Write out the data below exactly as given, without any of its pictures.

Dataset:
▼
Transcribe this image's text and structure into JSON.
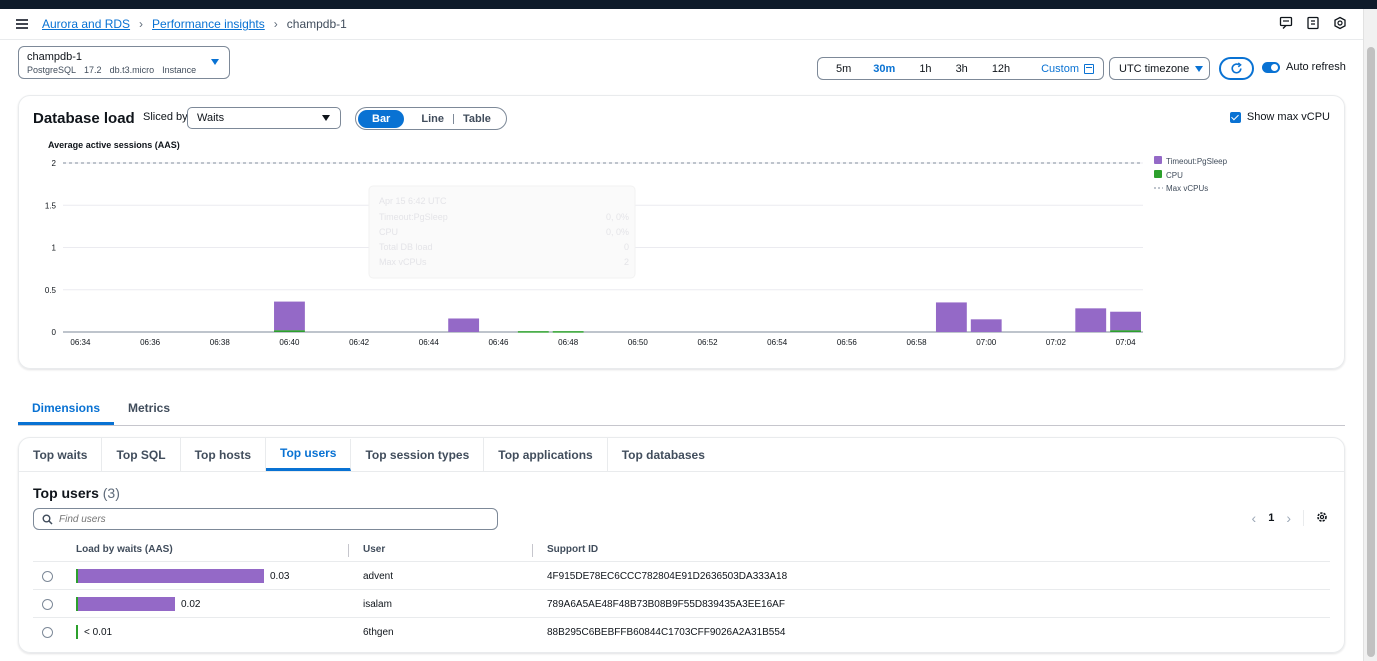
{
  "breadcrumb": {
    "items": [
      "Aurora and RDS",
      "Performance insights"
    ],
    "current": "champdb-1"
  },
  "instance": {
    "name": "champdb-1",
    "engine": "PostgreSQL",
    "version": "17.2",
    "class": "db.t3.micro",
    "role": "Instance"
  },
  "time_range": {
    "options": [
      "5m",
      "30m",
      "1h",
      "3h",
      "12h"
    ],
    "selected": "30m",
    "custom_label": "Custom"
  },
  "timezone": {
    "label": "UTC timezone"
  },
  "auto_refresh": {
    "label": "Auto refresh",
    "enabled": true
  },
  "load_panel": {
    "title": "Database load",
    "sliced_by_label": "Sliced by",
    "sliced_by_value": "Waits",
    "views": [
      "Bar",
      "Line",
      "Table"
    ],
    "active_view": "Bar",
    "show_max_vcpu_label": "Show max vCPU",
    "show_max_vcpu": true,
    "tooltip": {
      "time": "Apr 15 6:42 UTC",
      "rows": [
        {
          "label": "Timeout:PgSleep",
          "value": "0, 0%"
        },
        {
          "label": "CPU",
          "value": "0, 0%"
        },
        {
          "label": "Total DB load",
          "value": "0"
        },
        {
          "label": "Max vCPUs",
          "value": "2"
        }
      ]
    }
  },
  "chart_data": {
    "type": "bar",
    "ylabel": "Average active sessions (AAS)",
    "ylim": [
      0,
      2
    ],
    "yticks": [
      "0",
      "0.5",
      "1",
      "1.5",
      "2"
    ],
    "x": [
      "06:34",
      "06:35",
      "06:36",
      "06:37",
      "06:38",
      "06:39",
      "06:40",
      "06:41",
      "06:42",
      "06:43",
      "06:44",
      "06:45",
      "06:46",
      "06:47",
      "06:48",
      "06:49",
      "06:50",
      "06:51",
      "06:52",
      "06:53",
      "06:54",
      "06:55",
      "06:56",
      "06:57",
      "06:58",
      "06:59",
      "07:00",
      "07:01",
      "07:02",
      "07:03",
      "07:04"
    ],
    "xticks": [
      "06:34",
      "06:36",
      "06:38",
      "06:40",
      "06:42",
      "06:44",
      "06:46",
      "06:48",
      "06:50",
      "06:52",
      "06:54",
      "06:56",
      "06:58",
      "07:00",
      "07:02",
      "07:04"
    ],
    "series": [
      {
        "name": "Timeout:PgSleep",
        "color": "#9469c7",
        "values": [
          0,
          0,
          0,
          0,
          0,
          0,
          0.34,
          0,
          0,
          0,
          0,
          0.16,
          0,
          0,
          0,
          0,
          0,
          0,
          0,
          0,
          0,
          0,
          0,
          0,
          0,
          0.35,
          0.15,
          0,
          0,
          0.28,
          0.22
        ]
      },
      {
        "name": "CPU",
        "color": "#2ca02c",
        "values": [
          0,
          0,
          0,
          0,
          0,
          0,
          0.02,
          0,
          0,
          0,
          0,
          0,
          0,
          0.01,
          0.01,
          0,
          0,
          0,
          0,
          0,
          0,
          0,
          0,
          0,
          0,
          0,
          0,
          0,
          0,
          0,
          0.02
        ]
      }
    ],
    "max_vcpu": {
      "name": "Max vCPUs",
      "value": 2
    },
    "legend_position": "right"
  },
  "tabs": {
    "items": [
      "Dimensions",
      "Metrics"
    ],
    "active": "Dimensions"
  },
  "sub_tabs": {
    "items": [
      "Top waits",
      "Top SQL",
      "Top hosts",
      "Top users",
      "Top session types",
      "Top applications",
      "Top databases"
    ],
    "active": "Top users"
  },
  "top_users": {
    "title": "Top users",
    "count": "(3)",
    "search_placeholder": "Find users",
    "page": "1",
    "columns": [
      "Load by waits (AAS)",
      "User",
      "Support ID"
    ],
    "rows": [
      {
        "load_label": "0.03",
        "load_fraction": 1.0,
        "user": "advent",
        "support_id": "4F915DE78EC6CCC782804E91D2636503DA333A18"
      },
      {
        "load_label": "0.02",
        "load_fraction": 0.52,
        "user": "isalam",
        "support_id": "789A6A5AE48F48B73B08B9F55D839435A3EE16AF"
      },
      {
        "load_label": "< 0.01",
        "load_fraction": 0.0,
        "user": "6thgen",
        "support_id": "88B295C6BEBFFB60844C1703CFF9026A2A31B554"
      }
    ]
  }
}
▲
Result of the exercise:
Transcribe this image's text and structure into JSON.
{
  "breadcrumb": {
    "items": [
      "Aurora and RDS",
      "Performance insights"
    ],
    "current": "champdb-1"
  },
  "instance": {
    "name": "champdb-1",
    "engine": "PostgreSQL",
    "version": "17.2",
    "class": "db.t3.micro",
    "role": "Instance"
  },
  "time_range": {
    "options": [
      "5m",
      "30m",
      "1h",
      "3h",
      "12h"
    ],
    "selected": "30m",
    "custom_label": "Custom"
  },
  "timezone": {
    "label": "UTC timezone"
  },
  "auto_refresh": {
    "label": "Auto refresh",
    "enabled": true
  },
  "load_panel": {
    "title": "Database load",
    "sliced_by_label": "Sliced by",
    "sliced_by_value": "Waits",
    "views": [
      "Bar",
      "Line",
      "Table"
    ],
    "active_view": "Bar",
    "show_max_vcpu_label": "Show max vCPU",
    "show_max_vcpu": true,
    "tooltip": {
      "time": "Apr 15 6:42 UTC",
      "rows": [
        {
          "label": "Timeout:PgSleep",
          "value": "0, 0%"
        },
        {
          "label": "CPU",
          "value": "0, 0%"
        },
        {
          "label": "Total DB load",
          "value": "0"
        },
        {
          "label": "Max vCPUs",
          "value": "2"
        }
      ]
    }
  },
  "chart_data": {
    "type": "bar",
    "ylabel": "Average active sessions (AAS)",
    "ylim": [
      0,
      2
    ],
    "yticks": [
      "0",
      "0.5",
      "1",
      "1.5",
      "2"
    ],
    "x": [
      "06:34",
      "06:35",
      "06:36",
      "06:37",
      "06:38",
      "06:39",
      "06:40",
      "06:41",
      "06:42",
      "06:43",
      "06:44",
      "06:45",
      "06:46",
      "06:47",
      "06:48",
      "06:49",
      "06:50",
      "06:51",
      "06:52",
      "06:53",
      "06:54",
      "06:55",
      "06:56",
      "06:57",
      "06:58",
      "06:59",
      "07:00",
      "07:01",
      "07:02",
      "07:03",
      "07:04"
    ],
    "xticks": [
      "06:34",
      "06:36",
      "06:38",
      "06:40",
      "06:42",
      "06:44",
      "06:46",
      "06:48",
      "06:50",
      "06:52",
      "06:54",
      "06:56",
      "06:58",
      "07:00",
      "07:02",
      "07:04"
    ],
    "series": [
      {
        "name": "Timeout:PgSleep",
        "color": "#9469c7",
        "values": [
          0,
          0,
          0,
          0,
          0,
          0,
          0.34,
          0,
          0,
          0,
          0,
          0.16,
          0,
          0,
          0,
          0,
          0,
          0,
          0,
          0,
          0,
          0,
          0,
          0,
          0,
          0.35,
          0.15,
          0,
          0,
          0.28,
          0.22
        ]
      },
      {
        "name": "CPU",
        "color": "#2ca02c",
        "values": [
          0,
          0,
          0,
          0,
          0,
          0,
          0.02,
          0,
          0,
          0,
          0,
          0,
          0,
          0.01,
          0.01,
          0,
          0,
          0,
          0,
          0,
          0,
          0,
          0,
          0,
          0,
          0,
          0,
          0,
          0,
          0,
          0.02
        ]
      }
    ],
    "max_vcpu": {
      "name": "Max vCPUs",
      "value": 2
    },
    "legend_position": "right"
  },
  "tabs": {
    "items": [
      "Dimensions",
      "Metrics"
    ],
    "active": "Dimensions"
  },
  "sub_tabs": {
    "items": [
      "Top waits",
      "Top SQL",
      "Top hosts",
      "Top users",
      "Top session types",
      "Top applications",
      "Top databases"
    ],
    "active": "Top users"
  },
  "top_users": {
    "title": "Top users",
    "count": "(3)",
    "search_placeholder": "Find users",
    "page": "1",
    "columns": [
      "Load by waits (AAS)",
      "User",
      "Support ID"
    ],
    "rows": [
      {
        "load_label": "0.03",
        "load_fraction": 1.0,
        "user": "advent",
        "support_id": "4F915DE78EC6CCC782804E91D2636503DA333A18"
      },
      {
        "load_label": "0.02",
        "load_fraction": 0.52,
        "user": "isalam",
        "support_id": "789A6A5AE48F48B73B08B9F55D839435A3EE16AF"
      },
      {
        "load_label": "< 0.01",
        "load_fraction": 0.0,
        "user": "6thgen",
        "support_id": "88B295C6BEBFFB60844C1703CFF9026A2A31B554"
      }
    ]
  }
}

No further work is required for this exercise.